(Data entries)

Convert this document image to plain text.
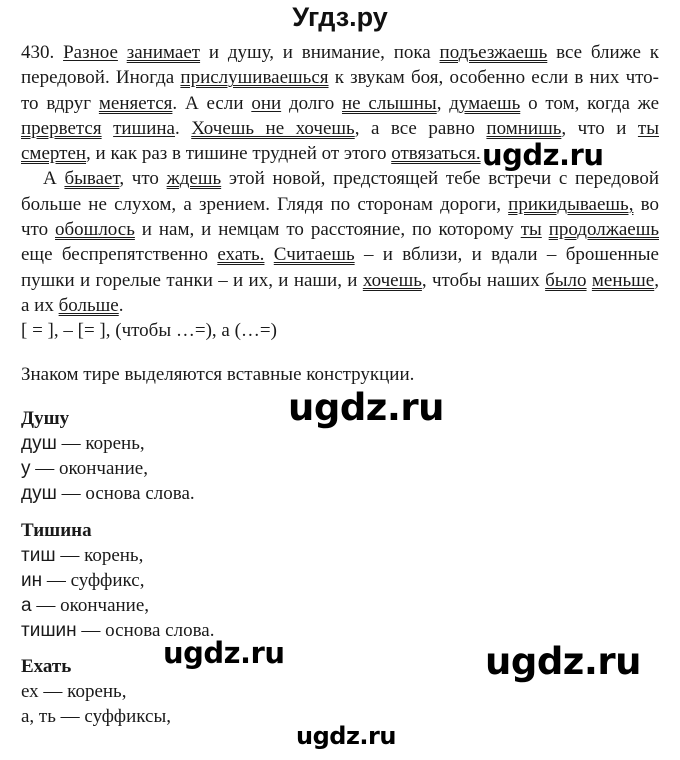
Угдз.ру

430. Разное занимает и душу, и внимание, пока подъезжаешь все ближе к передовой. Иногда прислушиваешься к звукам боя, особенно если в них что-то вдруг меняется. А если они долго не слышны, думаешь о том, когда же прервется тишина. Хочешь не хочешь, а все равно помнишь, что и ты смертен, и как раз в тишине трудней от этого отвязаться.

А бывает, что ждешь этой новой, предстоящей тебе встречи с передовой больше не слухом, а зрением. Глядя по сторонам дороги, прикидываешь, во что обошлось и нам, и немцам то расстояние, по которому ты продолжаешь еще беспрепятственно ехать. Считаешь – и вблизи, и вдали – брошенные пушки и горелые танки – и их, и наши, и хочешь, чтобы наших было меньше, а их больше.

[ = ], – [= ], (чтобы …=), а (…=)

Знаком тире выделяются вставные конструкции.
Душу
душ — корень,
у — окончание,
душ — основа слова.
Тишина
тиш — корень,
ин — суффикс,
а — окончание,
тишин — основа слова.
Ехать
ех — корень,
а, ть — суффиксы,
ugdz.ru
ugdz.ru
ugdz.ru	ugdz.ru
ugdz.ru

--

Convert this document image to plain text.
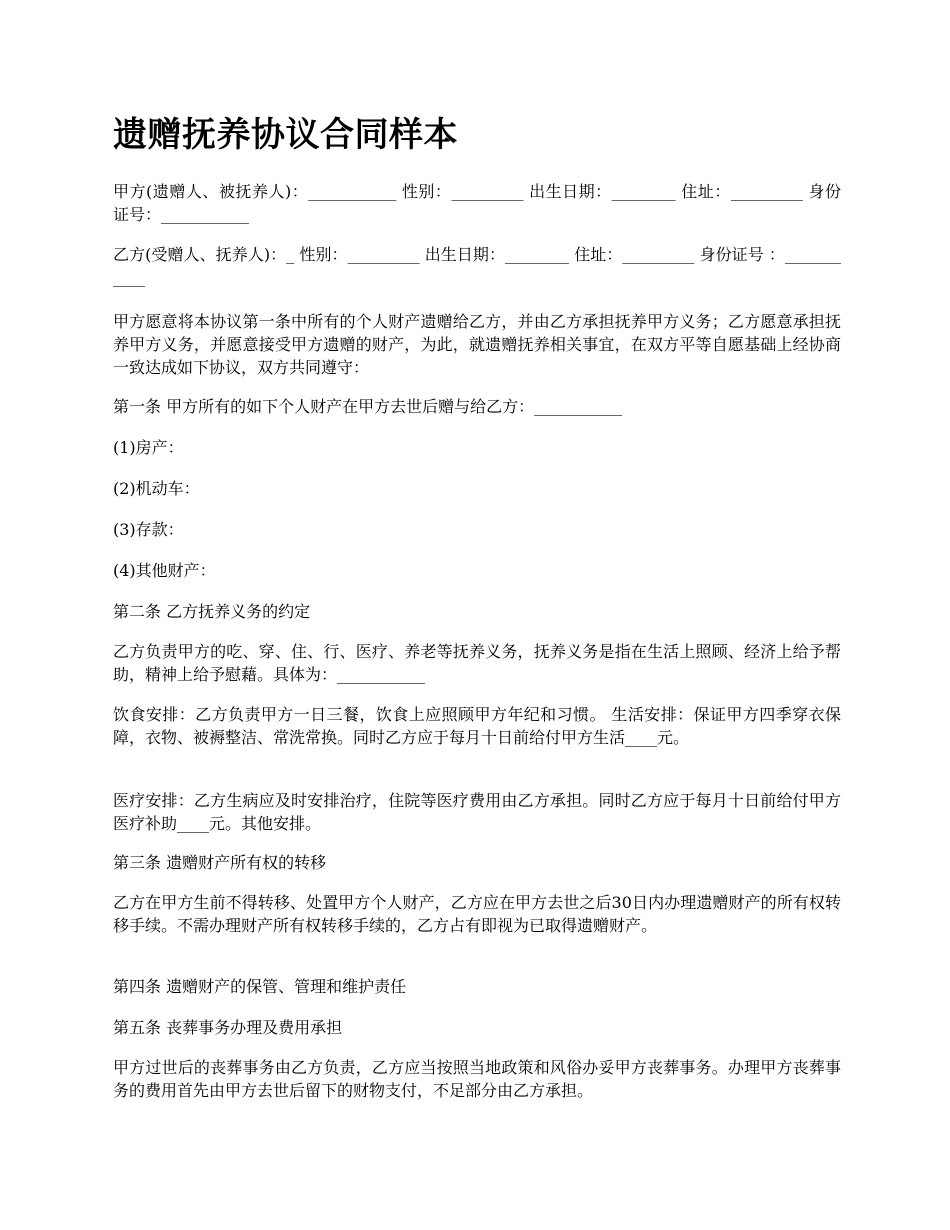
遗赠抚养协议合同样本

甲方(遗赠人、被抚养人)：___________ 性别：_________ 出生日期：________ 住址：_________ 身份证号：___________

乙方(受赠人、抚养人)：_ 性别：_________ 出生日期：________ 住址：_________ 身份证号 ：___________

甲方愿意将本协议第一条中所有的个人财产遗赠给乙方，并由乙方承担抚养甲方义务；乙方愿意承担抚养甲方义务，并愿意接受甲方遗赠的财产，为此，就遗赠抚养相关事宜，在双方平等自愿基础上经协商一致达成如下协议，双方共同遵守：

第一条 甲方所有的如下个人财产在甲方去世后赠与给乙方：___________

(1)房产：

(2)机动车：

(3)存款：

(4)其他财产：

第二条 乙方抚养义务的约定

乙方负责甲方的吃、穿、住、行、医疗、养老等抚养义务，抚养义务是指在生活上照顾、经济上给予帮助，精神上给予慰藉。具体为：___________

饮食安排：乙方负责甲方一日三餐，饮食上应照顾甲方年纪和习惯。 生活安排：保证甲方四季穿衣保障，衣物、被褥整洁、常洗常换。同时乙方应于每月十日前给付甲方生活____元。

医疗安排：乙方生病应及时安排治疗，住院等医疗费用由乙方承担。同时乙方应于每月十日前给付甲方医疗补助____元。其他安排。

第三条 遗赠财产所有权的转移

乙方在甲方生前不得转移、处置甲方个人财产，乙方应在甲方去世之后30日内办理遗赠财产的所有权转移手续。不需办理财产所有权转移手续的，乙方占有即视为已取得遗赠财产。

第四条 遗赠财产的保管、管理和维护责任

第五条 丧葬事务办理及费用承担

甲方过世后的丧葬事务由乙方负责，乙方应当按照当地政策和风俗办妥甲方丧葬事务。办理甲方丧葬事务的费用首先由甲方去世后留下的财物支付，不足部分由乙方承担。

• **Your instructions**
For each line of the entries that includes "слова", show that line.

• **Exercise answer**
душ — основа слова.
тишин — основа слова.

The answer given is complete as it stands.